(Description of the task) Leave out the images; return the rest of the data exactly.
--- start Material for the task ---
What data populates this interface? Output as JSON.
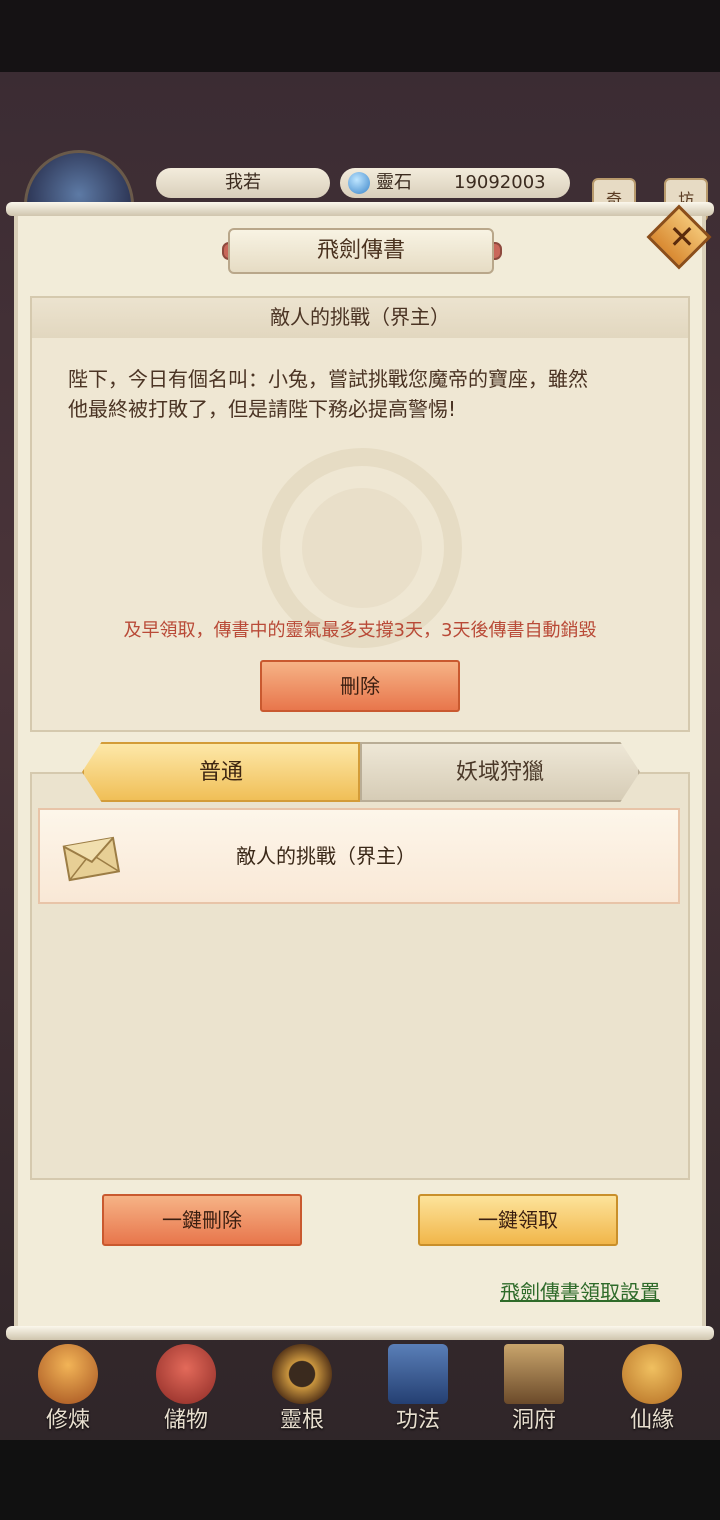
{
  "header": {
    "player_name": "我若",
    "currency_label": "靈石",
    "currency_value": "19092003",
    "side_buttons": [
      "奇",
      "坊"
    ]
  },
  "modal": {
    "title": "飛劍傳書",
    "close_icon": "close-icon",
    "detail": {
      "subject": "敵人的挑戰（界主）",
      "body_line1": "陛下，今日有個名叫：小兔，嘗試挑戰您魔帝的寶座，雖然",
      "body_line2": "他最終被打敗了，但是請陛下務必提高警惕!",
      "warning": "及早領取，傳書中的靈氣最多支撐3天，3天後傳書自動銷毀",
      "delete_label": "刪除"
    },
    "tabs": [
      {
        "label": "普通",
        "active": true
      },
      {
        "label": "妖域狩獵",
        "active": false
      }
    ],
    "mail_list": [
      {
        "icon": "envelope-icon",
        "subject": "敵人的挑戰（界主）"
      }
    ],
    "delete_all_label": "一鍵刪除",
    "claim_all_label": "一鍵領取",
    "settings_link": "飛劍傳書領取設置"
  },
  "bottom_nav": [
    {
      "label": "修煉",
      "icon": "monk-icon"
    },
    {
      "label": "儲物",
      "icon": "bag-icon"
    },
    {
      "label": "靈根",
      "icon": "spiral-icon"
    },
    {
      "label": "功法",
      "icon": "book-icon"
    },
    {
      "label": "洞府",
      "icon": "gate-icon"
    },
    {
      "label": "仙緣",
      "icon": "gourd-icon"
    }
  ],
  "colors": {
    "warning_text": "#b94a37",
    "link_text": "#2f6b2a",
    "accent_orange": "#e8764c",
    "accent_gold": "#f1b64a"
  }
}
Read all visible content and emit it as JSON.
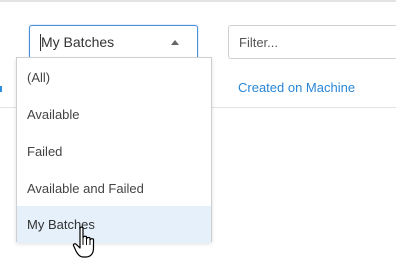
--- end Material for the task ---
(Full solution)
What data populates this interface? Output as JSON.
{
  "header": {
    "player_name": "我若",
    "currency_label": "靈石",
    "currency_value": "19092003",
    "side_buttons": [
      "奇",
      "坊"
    ]
  },
  "modal": {
    "title": "飛劍傳書",
    "close_icon": "close-icon",
    "detail": {
      "subject": "敵人的挑戰（界主）",
      "body_line1": "陛下，今日有個名叫：小兔，嘗試挑戰您魔帝的寶座，雖然",
      "body_line2": "他最終被打敗了，但是請陛下務必提高警惕!",
      "warning": "及早領取，傳書中的靈氣最多支撐3天，3天後傳書自動銷毀",
      "delete_label": "刪除"
    },
    "tabs": [
      {
        "label": "普通",
        "active": true
      },
      {
        "label": "妖域狩獵",
        "active": false
      }
    ],
    "mail_list": [
      {
        "icon": "envelope-icon",
        "subject": "敵人的挑戰（界主）"
      }
    ],
    "delete_all_label": "一鍵刪除",
    "claim_all_label": "一鍵領取",
    "settings_link": "飛劍傳書領取設置"
  },
  "bottom_nav": [
    {
      "label": "修煉",
      "icon": "monk-icon"
    },
    {
      "label": "儲物",
      "icon": "bag-icon"
    },
    {
      "label": "靈根",
      "icon": "spiral-icon"
    },
    {
      "label": "功法",
      "icon": "book-icon"
    },
    {
      "label": "洞府",
      "icon": "gate-icon"
    },
    {
      "label": "仙緣",
      "icon": "gourd-icon"
    }
  ],
  "colors": {
    "warning_text": "#b94a37",
    "link_text": "#2f6b2a",
    "accent_orange": "#e8764c",
    "accent_gold": "#f1b64a"
  }
}
Read all visible content and emit it as JSON.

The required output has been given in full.